Dataset rows about figures:
%%

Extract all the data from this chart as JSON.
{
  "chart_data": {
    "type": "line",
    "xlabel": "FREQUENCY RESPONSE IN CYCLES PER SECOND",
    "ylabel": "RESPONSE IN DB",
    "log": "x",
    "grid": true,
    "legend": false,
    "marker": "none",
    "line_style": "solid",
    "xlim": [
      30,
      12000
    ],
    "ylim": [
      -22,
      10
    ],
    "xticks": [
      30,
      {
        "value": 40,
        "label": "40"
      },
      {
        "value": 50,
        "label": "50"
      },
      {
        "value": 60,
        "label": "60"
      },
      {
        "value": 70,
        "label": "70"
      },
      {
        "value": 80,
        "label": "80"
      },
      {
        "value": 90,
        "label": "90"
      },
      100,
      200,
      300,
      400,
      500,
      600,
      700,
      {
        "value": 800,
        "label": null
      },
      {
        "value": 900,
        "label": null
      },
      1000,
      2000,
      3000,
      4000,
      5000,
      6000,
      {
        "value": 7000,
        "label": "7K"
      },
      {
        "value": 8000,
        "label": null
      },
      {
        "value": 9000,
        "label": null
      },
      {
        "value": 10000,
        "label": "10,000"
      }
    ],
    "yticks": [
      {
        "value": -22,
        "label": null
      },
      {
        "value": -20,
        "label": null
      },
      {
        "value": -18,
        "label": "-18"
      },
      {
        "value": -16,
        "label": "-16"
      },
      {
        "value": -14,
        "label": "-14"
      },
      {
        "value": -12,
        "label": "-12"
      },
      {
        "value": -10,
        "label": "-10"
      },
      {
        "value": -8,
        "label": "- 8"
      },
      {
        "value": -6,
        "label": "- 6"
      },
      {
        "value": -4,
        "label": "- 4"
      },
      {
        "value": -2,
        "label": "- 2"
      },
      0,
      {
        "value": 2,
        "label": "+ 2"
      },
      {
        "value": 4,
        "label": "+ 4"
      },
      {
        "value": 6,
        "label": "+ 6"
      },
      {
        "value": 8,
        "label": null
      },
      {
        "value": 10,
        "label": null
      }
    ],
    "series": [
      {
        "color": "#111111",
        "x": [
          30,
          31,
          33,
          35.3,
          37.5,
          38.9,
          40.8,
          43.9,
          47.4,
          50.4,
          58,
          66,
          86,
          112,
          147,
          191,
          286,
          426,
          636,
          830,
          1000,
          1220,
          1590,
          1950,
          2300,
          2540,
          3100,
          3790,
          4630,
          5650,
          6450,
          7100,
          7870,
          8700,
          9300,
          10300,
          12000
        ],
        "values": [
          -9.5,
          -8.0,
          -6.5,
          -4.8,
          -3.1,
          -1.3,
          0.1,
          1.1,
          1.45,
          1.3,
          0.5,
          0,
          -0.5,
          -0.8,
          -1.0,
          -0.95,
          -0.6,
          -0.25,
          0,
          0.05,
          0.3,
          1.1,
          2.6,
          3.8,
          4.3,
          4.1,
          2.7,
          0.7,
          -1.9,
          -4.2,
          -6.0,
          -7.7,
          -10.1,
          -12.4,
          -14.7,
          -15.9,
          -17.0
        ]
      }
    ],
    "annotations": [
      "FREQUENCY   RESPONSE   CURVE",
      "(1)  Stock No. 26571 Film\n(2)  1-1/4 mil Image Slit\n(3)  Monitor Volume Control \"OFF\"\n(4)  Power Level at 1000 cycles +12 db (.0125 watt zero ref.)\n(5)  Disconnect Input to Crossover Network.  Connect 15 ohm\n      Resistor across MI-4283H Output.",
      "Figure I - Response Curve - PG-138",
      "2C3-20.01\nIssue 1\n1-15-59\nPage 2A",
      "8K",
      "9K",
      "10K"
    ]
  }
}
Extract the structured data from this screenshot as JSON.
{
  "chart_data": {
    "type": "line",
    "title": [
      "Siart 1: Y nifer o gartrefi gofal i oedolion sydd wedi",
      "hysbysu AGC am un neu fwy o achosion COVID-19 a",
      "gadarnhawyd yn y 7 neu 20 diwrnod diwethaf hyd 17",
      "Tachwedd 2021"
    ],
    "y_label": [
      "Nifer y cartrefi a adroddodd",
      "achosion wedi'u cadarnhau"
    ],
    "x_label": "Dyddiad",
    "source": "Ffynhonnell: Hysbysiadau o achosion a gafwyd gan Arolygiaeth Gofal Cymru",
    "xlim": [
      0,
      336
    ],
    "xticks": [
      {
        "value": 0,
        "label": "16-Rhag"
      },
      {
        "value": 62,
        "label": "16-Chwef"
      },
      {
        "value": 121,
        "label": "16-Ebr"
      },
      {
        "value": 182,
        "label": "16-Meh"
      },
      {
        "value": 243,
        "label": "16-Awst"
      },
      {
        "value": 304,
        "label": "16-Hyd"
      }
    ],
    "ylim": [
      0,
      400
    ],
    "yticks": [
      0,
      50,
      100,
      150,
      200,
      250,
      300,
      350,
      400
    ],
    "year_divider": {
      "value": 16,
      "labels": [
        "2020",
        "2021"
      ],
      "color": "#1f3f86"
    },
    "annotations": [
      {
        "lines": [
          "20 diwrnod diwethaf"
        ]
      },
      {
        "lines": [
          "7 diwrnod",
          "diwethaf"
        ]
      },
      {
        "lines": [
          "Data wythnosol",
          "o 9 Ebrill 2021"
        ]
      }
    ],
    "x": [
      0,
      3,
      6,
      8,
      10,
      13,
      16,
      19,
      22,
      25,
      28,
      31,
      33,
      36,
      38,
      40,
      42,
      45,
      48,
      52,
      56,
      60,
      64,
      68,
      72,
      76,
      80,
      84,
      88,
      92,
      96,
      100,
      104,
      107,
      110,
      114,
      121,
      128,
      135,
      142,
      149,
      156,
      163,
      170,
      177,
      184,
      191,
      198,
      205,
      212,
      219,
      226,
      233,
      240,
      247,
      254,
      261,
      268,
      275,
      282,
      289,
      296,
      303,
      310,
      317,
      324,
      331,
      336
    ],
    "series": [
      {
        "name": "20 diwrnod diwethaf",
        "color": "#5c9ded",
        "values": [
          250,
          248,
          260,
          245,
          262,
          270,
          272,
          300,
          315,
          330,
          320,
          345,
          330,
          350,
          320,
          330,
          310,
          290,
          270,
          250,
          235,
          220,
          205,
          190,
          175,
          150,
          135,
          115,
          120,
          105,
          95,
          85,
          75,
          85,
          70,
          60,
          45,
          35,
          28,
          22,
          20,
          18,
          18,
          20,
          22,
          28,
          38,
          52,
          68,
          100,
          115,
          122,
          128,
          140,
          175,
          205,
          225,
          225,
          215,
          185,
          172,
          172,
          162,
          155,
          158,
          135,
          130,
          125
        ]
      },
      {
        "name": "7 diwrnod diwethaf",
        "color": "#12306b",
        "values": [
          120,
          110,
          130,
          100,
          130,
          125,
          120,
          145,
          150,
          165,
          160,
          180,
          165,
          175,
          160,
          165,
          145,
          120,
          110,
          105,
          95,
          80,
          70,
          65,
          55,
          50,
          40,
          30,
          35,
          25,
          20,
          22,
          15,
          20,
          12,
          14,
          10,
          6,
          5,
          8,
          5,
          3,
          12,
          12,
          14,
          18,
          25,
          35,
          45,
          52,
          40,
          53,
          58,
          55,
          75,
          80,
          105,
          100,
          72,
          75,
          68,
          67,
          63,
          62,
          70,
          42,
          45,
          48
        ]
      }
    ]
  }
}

%%

#### WRITTEN INSTRUCTION:
Gather each line of the records holding the string "diwrnod".

#### WRITTEN ANSWER:
      "gadarnhawyd yn y 7 neu 20 diwrnod diwethaf hyd 17",
          "20 diwrnod diwethaf"
          "7 diwrnod",
        "name": "20 diwrnod diwethaf",
        "name": "7 diwrnod diwethaf",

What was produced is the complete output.